Given instruction = Out of the lines in this data, how many include "Kanban"? Give the number and nothing else.
......
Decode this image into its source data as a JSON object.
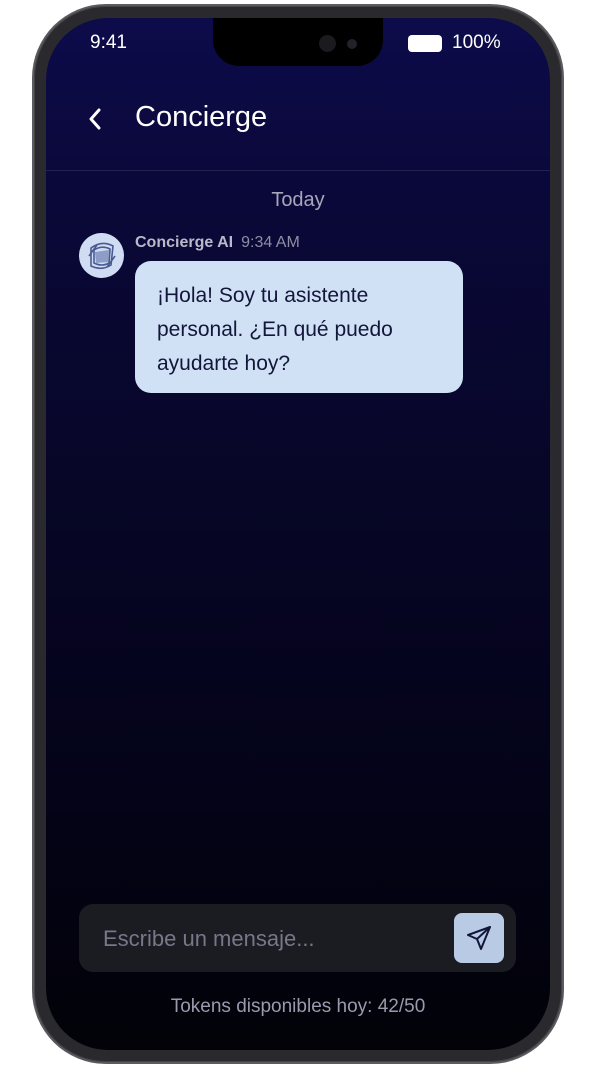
{
  "status_bar": {
    "time": "9:41",
    "battery_percent": "100%"
  },
  "header": {
    "back_icon": "chevron-left-icon",
    "title": "Concierge"
  },
  "chat": {
    "date_separator": "Today",
    "messages": [
      {
        "sender": "Concierge AI",
        "time": "9:34 AM",
        "text": "¡Hola! Soy tu asistente personal. ¿En qué puedo ayudarte hoy?",
        "avatar_icon": "concierge-logo-icon"
      }
    ]
  },
  "composer": {
    "placeholder": "Escribe un mensaje...",
    "value": "",
    "send_icon": "paper-plane-icon"
  },
  "footer": {
    "tokens_text": "Tokens disponibles hoy: 42/50"
  },
  "colors": {
    "background_top": "#0d0b4a",
    "background_bottom": "#020208",
    "bubble": "#d1e1f5",
    "bubble_text": "#13163a",
    "send_button": "#b9cbe4"
  }
}
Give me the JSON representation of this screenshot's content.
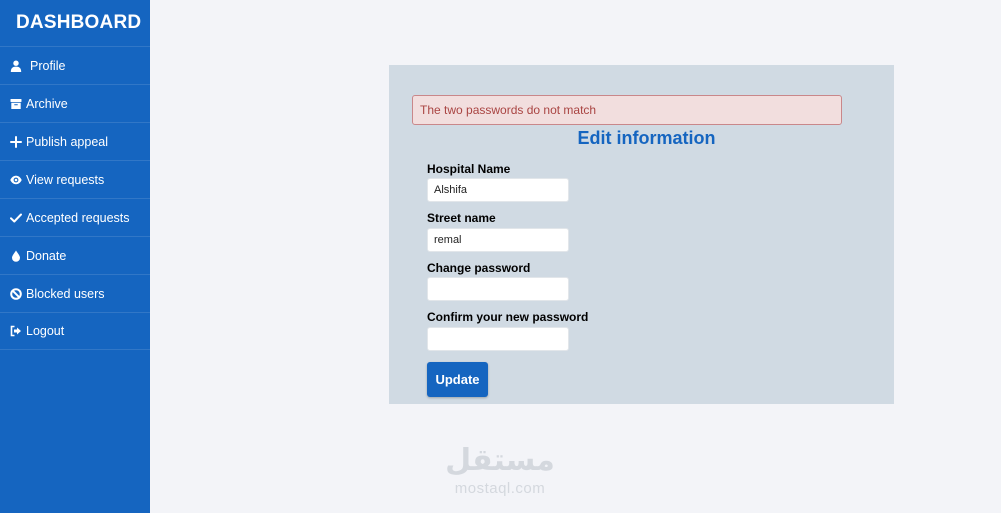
{
  "sidebar": {
    "brand": "DASHBOARD",
    "items": [
      {
        "label": "Profile",
        "icon": "user-icon"
      },
      {
        "label": "Archive",
        "icon": "archive-icon"
      },
      {
        "label": "Publish appeal",
        "icon": "plus-icon"
      },
      {
        "label": "View requests",
        "icon": "eye-icon"
      },
      {
        "label": "Accepted requests",
        "icon": "check-icon"
      },
      {
        "label": "Donate",
        "icon": "drop-icon"
      },
      {
        "label": "Blocked users",
        "icon": "ban-icon"
      },
      {
        "label": "Logout",
        "icon": "sign-out-icon"
      }
    ]
  },
  "form": {
    "alert": "The two passwords do not match",
    "title": "Edit information",
    "fields": [
      {
        "label": "Hospital Name",
        "value": "Alshifa"
      },
      {
        "label": "Street name",
        "value": "remal"
      },
      {
        "label": "Change password",
        "value": ""
      },
      {
        "label": "Confirm your new password",
        "value": ""
      }
    ],
    "submit_label": "Update"
  },
  "watermark": {
    "logo": "مستقل",
    "text": "mostaql.com"
  },
  "colors": {
    "sidebar_bg": "#1565c0",
    "accent": "#1565c0",
    "panel_bg": "#d0dae3",
    "alert_bg": "#f2dede",
    "alert_text": "#a94442",
    "page_bg": "#f3f4f8"
  }
}
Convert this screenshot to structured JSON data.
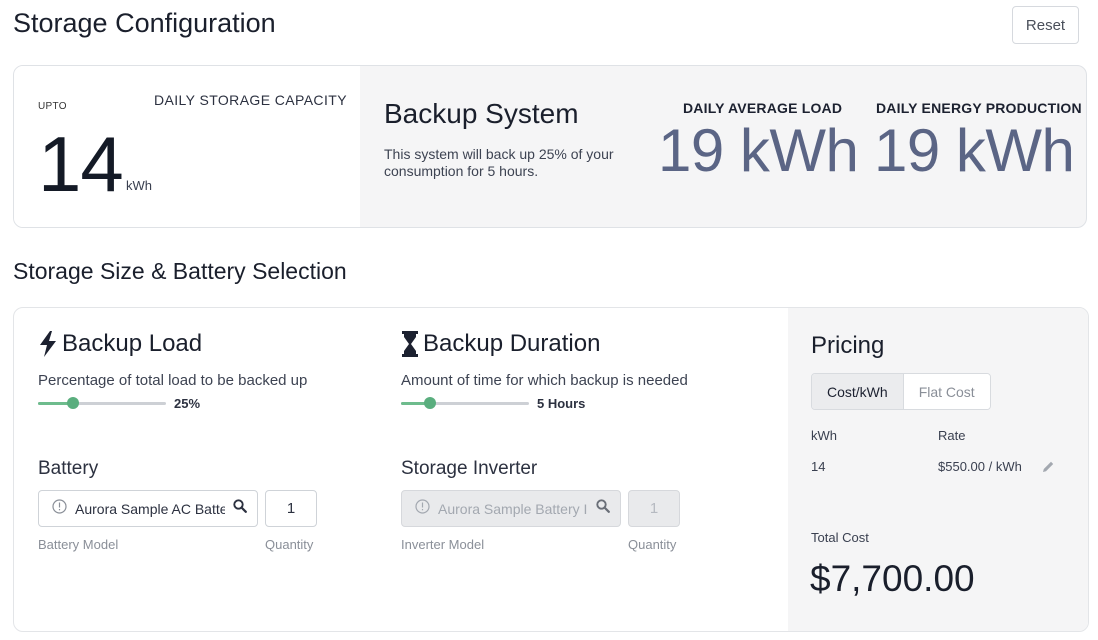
{
  "header": {
    "title": "Storage Configuration",
    "reset_label": "Reset"
  },
  "summary": {
    "upto_label": "UPTO",
    "capacity_label": "DAILY STORAGE CAPACITY",
    "capacity_value": "14",
    "capacity_unit": "kWh",
    "backup_title": "Backup System",
    "backup_description": "This system will back up 25% of your consumption for 5 hours.",
    "avg_load_label": "DAILY AVERAGE LOAD",
    "avg_load_value": "19 kWh",
    "production_label": "DAILY ENERGY PRODUCTION",
    "production_value": "19 kWh"
  },
  "section": {
    "title": "Storage Size & Battery Selection"
  },
  "backup_load": {
    "title": "Backup Load",
    "icon": "lightning-bolt-icon",
    "subtitle": "Percentage of total load to be backed up",
    "slider_value_label": "25%",
    "slider_level": 0.27
  },
  "backup_duration": {
    "title": "Backup Duration",
    "icon": "hourglass-icon",
    "subtitle": "Amount of time for which backup is needed",
    "slider_value_label": "5 Hours",
    "slider_level": 0.23
  },
  "battery": {
    "title": "Battery",
    "model_value": "Aurora Sample AC Battery",
    "model_caption": "Battery Model",
    "quantity_value": "1",
    "quantity_caption": "Quantity"
  },
  "inverter": {
    "title": "Storage Inverter",
    "model_value": "Aurora Sample Battery Inverter",
    "model_caption": "Inverter Model",
    "quantity_value": "1",
    "quantity_caption": "Quantity"
  },
  "pricing": {
    "title": "Pricing",
    "tabs": [
      {
        "label": "Cost/kWh",
        "active": true
      },
      {
        "label": "Flat Cost",
        "active": false
      }
    ],
    "col_kwh": "kWh",
    "col_rate": "Rate",
    "kwh_value": "14",
    "rate_value": "$550.00 / kWh",
    "total_label": "Total Cost",
    "total_value": "$7,700.00"
  },
  "colors": {
    "slider_fill": "#6ebc8d",
    "slider_thumb": "#5aae7e",
    "stat_value": "#5b6585",
    "panel_gray": "#f5f5f6"
  }
}
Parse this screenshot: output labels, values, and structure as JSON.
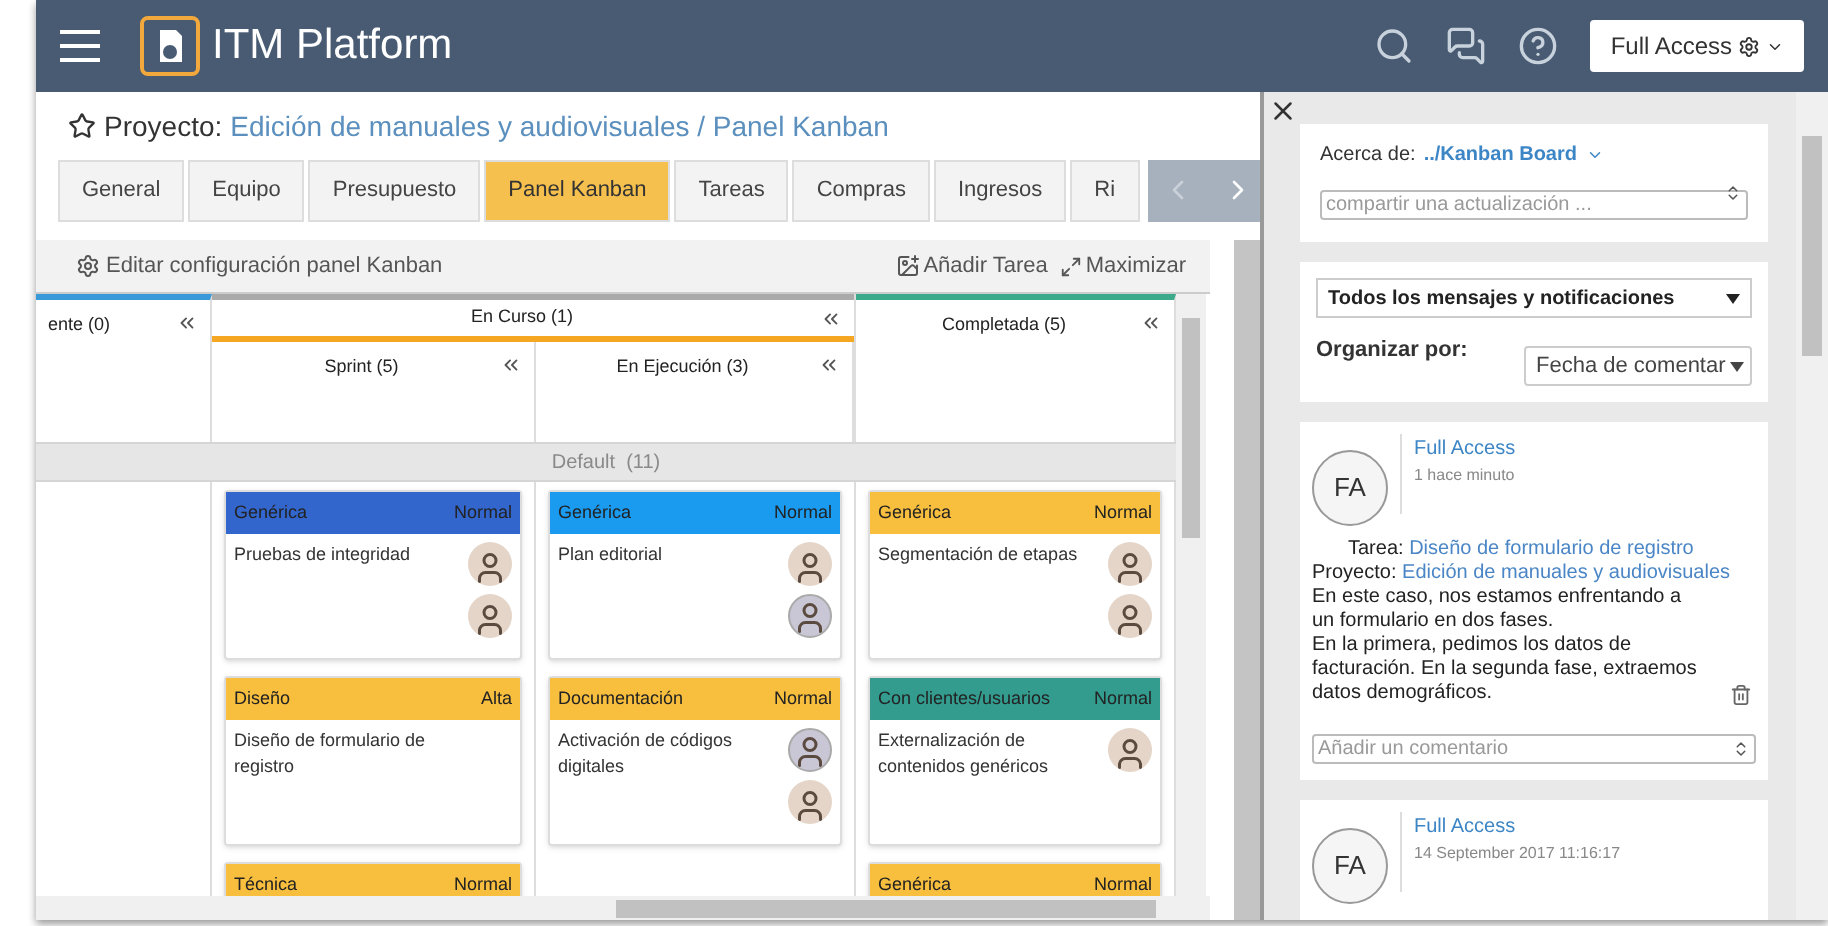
{
  "header": {
    "logo_text": "ITM Platform",
    "user_button": "Full Access"
  },
  "project": {
    "label": "Proyecto:",
    "path": "Edición de manuales y audiovisuales / Panel Kanban"
  },
  "tabs": [
    {
      "label": "General",
      "selected": false
    },
    {
      "label": "Equipo",
      "selected": false
    },
    {
      "label": "Presupuesto",
      "selected": false
    },
    {
      "label": "Panel Kanban",
      "selected": true
    },
    {
      "label": "Tareas",
      "selected": false
    },
    {
      "label": "Compras",
      "selected": false
    },
    {
      "label": "Ingresos",
      "selected": false
    },
    {
      "label": "Ri",
      "selected": false
    }
  ],
  "toolbar": {
    "edit": "Editar configuración panel Kanban",
    "add": "Añadir Tarea",
    "maximize": "Maximizar"
  },
  "board": {
    "swimlane": "Default  (11)",
    "columns": [
      {
        "title": "ente (0)",
        "color": "#3a9ad9"
      },
      {
        "title": "En Curso (1)",
        "color": "#f5a623",
        "children": [
          {
            "title": "Sprint (5)",
            "cards": [
              {
                "category": "Genérica",
                "priority": "Normal",
                "color": "#3366cc",
                "title": "Pruebas de integridad",
                "avatars": [
                  {
                    "kind": "photo"
                  },
                  {
                    "kind": "photo"
                  }
                ]
              },
              {
                "category": "Diseño",
                "priority": "Alta",
                "color": "#f8bf3f",
                "title": "Diseño de formulario de registro"
              },
              {
                "category": "Técnica",
                "priority": "Normal",
                "color": "#f8bf3f"
              }
            ]
          },
          {
            "title": "En Ejecución (3)",
            "cards": [
              {
                "category": "Genérica",
                "priority": "Normal",
                "color": "#1a9bf0",
                "title": "Plan editorial",
                "avatars": [
                  {
                    "kind": "photo"
                  },
                  {
                    "kind": "round"
                  }
                ]
              },
              {
                "category": "Documentación",
                "priority": "Normal",
                "color": "#f8bf3f",
                "title": "Activación de códigos digitales",
                "avatars": [
                  {
                    "kind": "round"
                  },
                  {
                    "kind": "photo"
                  }
                ]
              }
            ]
          }
        ]
      },
      {
        "title": "Completada (5)",
        "color": "#3aaa8a",
        "cards": [
          {
            "category": "Genérica",
            "priority": "Normal",
            "color": "#f8bf3f",
            "title": "Segmentación de etapas",
            "avatars": [
              {
                "kind": "photo"
              },
              {
                "kind": "photo"
              }
            ]
          },
          {
            "category": "Con clientes/usuarios",
            "priority": "Normal",
            "color": "#339c8f",
            "title": "Externalización de contenidos genéricos",
            "avatars": [
              {
                "kind": "photo"
              }
            ]
          },
          {
            "category": "Genérica",
            "priority": "Normal",
            "color": "#f8bf3f"
          }
        ]
      }
    ]
  },
  "activity": {
    "about_label": "Acerca de:",
    "about_link": "../Kanban Board",
    "share_placeholder": "compartir una actualización ...",
    "filter": "Todos los mensajes y notificaciones",
    "sort_label": "Organizar por:",
    "sort_value": "Fecha de comentar",
    "posts": [
      {
        "initials": "FA",
        "author": "Full Access",
        "time": "1 hace minuto",
        "task_label": "Tarea:",
        "task": "Diseño de formulario de registro",
        "project_label": "Proyecto:",
        "project": "Edición de manuales y audiovisuales",
        "body": "En este caso, nos estamos enfrentando a\nun formulario en dos fases.\nEn la primera, pedimos los datos de\nfacturación. En la segunda fase, extraemos\ndatos demográficos.",
        "comment_placeholder": "Añadir un comentario"
      },
      {
        "initials": "FA",
        "author": "Full Access",
        "time": "14 September 2017 11:16:17"
      }
    ]
  }
}
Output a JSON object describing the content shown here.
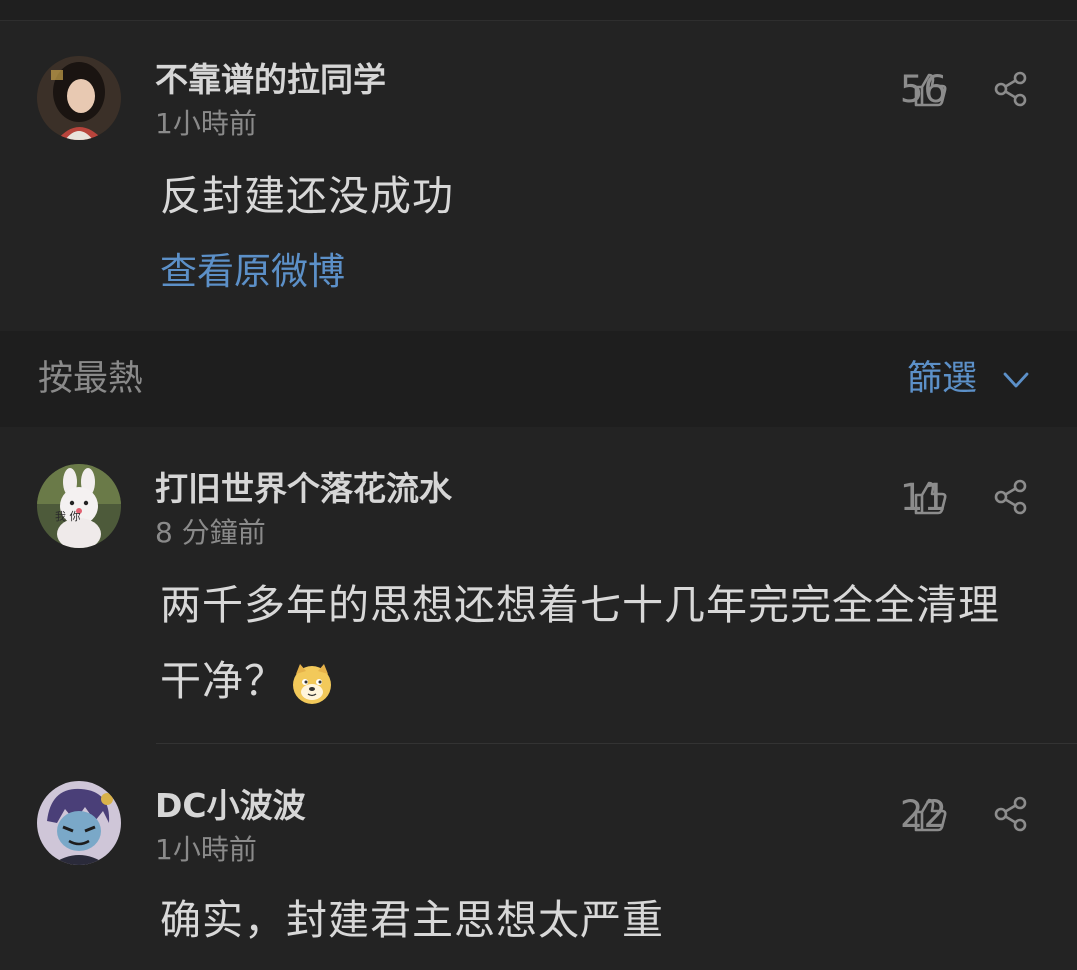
......
Answer to this problem = 4